[Collected data entries]
+---+

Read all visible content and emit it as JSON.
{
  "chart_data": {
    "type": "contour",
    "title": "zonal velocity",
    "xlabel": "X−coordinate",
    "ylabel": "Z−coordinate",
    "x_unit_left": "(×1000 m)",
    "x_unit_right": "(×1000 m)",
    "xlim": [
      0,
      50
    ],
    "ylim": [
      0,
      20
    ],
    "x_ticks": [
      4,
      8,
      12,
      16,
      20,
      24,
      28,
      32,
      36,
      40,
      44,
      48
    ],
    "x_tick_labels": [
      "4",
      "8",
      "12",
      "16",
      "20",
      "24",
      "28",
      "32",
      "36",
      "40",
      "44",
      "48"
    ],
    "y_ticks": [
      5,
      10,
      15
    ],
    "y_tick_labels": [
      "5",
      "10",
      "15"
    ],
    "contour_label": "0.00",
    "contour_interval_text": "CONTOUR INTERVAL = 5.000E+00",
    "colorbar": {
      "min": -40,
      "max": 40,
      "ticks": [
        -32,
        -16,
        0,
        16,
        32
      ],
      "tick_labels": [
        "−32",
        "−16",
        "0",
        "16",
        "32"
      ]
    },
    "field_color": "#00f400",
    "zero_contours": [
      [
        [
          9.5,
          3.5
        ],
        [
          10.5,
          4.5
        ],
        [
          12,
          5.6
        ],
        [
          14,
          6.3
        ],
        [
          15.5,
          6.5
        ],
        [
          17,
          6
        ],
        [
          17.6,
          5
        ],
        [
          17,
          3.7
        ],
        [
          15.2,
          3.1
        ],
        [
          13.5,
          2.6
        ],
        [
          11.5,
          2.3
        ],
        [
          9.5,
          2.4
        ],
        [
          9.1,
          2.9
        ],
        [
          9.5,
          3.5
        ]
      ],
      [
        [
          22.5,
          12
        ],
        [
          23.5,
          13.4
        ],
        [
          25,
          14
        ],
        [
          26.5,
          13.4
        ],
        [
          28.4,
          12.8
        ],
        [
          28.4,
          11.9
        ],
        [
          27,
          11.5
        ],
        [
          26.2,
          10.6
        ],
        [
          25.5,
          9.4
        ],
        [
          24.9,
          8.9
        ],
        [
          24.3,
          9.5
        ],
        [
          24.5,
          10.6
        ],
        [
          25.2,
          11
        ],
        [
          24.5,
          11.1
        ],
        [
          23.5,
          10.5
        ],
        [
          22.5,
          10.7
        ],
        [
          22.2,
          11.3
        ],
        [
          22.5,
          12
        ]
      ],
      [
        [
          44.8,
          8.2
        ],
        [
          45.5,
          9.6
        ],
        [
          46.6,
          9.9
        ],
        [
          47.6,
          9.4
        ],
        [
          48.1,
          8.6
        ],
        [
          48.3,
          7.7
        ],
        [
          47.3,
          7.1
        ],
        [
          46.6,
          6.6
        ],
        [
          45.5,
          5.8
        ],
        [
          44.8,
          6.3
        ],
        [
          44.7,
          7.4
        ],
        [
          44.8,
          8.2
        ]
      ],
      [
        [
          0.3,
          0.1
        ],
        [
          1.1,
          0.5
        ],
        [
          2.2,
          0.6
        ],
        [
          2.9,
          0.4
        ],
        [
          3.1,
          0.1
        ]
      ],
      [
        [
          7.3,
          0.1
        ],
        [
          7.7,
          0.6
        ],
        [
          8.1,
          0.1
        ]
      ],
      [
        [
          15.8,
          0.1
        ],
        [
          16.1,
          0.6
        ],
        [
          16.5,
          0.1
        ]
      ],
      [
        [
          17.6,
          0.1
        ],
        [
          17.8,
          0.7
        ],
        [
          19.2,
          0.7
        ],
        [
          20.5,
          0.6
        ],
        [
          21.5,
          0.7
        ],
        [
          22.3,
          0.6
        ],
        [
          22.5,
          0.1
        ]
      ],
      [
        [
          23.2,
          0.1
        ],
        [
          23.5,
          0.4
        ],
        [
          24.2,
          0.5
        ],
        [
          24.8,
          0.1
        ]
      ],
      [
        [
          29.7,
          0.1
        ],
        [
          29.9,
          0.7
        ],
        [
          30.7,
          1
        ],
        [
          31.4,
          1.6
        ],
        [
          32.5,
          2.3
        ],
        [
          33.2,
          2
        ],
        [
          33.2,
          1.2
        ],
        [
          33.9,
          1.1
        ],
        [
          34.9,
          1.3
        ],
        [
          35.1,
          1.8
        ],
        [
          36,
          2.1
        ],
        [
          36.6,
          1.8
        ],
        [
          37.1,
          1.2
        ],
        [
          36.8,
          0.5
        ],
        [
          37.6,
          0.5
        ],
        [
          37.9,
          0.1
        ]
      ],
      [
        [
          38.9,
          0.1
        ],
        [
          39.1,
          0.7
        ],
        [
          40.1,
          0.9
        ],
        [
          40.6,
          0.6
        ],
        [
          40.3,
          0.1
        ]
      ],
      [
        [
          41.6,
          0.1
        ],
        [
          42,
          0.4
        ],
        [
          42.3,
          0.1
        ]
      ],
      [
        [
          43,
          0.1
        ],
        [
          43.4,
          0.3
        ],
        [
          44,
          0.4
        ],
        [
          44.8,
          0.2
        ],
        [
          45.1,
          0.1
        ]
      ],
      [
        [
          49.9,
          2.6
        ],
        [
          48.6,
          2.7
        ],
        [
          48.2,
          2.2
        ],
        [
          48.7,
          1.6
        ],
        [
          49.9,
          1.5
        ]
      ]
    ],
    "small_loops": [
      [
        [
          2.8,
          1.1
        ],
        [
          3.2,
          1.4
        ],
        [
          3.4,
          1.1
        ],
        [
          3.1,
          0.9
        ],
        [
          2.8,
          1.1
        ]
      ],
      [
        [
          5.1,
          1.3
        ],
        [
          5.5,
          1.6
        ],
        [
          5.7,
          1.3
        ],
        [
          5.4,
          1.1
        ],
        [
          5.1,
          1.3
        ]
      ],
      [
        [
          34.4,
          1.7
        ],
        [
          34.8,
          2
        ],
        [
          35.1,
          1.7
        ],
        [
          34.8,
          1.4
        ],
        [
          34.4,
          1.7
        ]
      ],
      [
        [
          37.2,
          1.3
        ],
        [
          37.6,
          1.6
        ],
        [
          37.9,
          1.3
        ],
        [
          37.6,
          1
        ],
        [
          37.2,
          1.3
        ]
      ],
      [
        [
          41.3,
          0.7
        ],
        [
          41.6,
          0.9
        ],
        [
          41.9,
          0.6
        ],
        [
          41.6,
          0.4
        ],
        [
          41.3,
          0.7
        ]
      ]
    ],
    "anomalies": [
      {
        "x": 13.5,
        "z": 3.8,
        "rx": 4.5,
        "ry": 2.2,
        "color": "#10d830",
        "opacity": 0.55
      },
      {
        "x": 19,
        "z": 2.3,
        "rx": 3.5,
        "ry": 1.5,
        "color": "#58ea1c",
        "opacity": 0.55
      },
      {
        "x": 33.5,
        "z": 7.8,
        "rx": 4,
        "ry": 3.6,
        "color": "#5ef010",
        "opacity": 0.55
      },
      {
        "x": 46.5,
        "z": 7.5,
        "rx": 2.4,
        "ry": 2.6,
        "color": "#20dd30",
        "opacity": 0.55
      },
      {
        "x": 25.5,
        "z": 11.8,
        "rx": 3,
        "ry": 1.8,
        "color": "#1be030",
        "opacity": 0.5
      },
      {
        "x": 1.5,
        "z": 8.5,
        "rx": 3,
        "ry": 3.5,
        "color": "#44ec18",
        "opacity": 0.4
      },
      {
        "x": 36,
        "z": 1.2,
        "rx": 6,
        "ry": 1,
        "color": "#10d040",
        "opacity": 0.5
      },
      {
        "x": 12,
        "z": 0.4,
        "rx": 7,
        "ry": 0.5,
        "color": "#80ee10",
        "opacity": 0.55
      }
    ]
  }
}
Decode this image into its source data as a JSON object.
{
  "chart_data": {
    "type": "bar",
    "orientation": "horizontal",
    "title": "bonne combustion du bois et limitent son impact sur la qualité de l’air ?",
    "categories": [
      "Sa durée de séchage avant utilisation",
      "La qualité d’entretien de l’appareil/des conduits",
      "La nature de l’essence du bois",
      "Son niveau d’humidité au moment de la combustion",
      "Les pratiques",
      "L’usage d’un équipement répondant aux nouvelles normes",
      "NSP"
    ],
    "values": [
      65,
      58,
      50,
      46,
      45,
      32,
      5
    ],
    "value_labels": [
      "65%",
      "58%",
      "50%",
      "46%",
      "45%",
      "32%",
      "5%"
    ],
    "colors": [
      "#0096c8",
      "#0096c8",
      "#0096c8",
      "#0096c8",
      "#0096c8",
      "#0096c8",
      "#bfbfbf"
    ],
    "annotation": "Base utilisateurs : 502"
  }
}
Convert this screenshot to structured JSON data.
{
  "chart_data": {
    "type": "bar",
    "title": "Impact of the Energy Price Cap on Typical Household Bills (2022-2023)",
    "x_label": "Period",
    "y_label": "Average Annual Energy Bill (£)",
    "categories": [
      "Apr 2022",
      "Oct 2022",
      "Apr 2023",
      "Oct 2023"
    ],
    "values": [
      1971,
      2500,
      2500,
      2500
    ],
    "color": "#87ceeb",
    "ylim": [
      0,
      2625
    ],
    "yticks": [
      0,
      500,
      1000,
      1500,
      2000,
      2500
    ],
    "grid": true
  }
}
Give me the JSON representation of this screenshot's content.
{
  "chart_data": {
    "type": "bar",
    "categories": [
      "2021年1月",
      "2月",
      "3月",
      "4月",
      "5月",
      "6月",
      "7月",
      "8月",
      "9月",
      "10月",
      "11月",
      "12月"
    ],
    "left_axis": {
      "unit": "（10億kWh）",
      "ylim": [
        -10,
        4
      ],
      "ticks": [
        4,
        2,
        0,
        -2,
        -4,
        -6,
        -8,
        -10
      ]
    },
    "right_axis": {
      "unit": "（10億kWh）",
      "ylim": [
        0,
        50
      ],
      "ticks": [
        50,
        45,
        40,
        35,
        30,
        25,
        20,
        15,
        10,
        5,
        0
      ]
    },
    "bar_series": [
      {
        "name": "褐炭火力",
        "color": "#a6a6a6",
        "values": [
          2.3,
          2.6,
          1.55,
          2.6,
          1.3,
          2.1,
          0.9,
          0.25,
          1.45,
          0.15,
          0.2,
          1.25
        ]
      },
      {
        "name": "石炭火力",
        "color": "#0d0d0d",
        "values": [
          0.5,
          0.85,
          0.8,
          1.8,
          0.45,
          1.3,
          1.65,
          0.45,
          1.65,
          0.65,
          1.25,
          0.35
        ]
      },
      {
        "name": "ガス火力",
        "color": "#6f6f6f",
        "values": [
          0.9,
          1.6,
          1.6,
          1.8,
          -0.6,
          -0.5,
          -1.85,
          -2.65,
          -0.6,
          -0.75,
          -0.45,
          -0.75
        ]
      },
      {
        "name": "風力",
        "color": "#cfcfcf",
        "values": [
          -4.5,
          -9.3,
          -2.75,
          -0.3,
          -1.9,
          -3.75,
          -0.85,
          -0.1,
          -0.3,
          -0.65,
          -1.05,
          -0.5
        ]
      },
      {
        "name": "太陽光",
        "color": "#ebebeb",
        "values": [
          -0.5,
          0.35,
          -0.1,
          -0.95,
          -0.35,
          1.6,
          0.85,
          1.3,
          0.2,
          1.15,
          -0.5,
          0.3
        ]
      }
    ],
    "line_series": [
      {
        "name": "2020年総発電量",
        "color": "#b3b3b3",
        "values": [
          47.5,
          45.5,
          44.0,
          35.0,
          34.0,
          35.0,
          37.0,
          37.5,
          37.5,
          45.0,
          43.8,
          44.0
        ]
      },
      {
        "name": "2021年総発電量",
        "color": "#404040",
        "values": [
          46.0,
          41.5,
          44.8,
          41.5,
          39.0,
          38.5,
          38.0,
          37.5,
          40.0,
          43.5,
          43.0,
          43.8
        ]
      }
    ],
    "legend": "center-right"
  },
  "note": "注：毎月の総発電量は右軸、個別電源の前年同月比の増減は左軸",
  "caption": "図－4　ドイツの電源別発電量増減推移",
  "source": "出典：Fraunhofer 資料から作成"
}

+---+

(TASK TO CARRY OUT) Check every line of the data, and copy the ones that contain "coordinate".

(THE ANSWER)
    "xlabel": "X−coordinate",
    "ylabel": "Z−coordinate",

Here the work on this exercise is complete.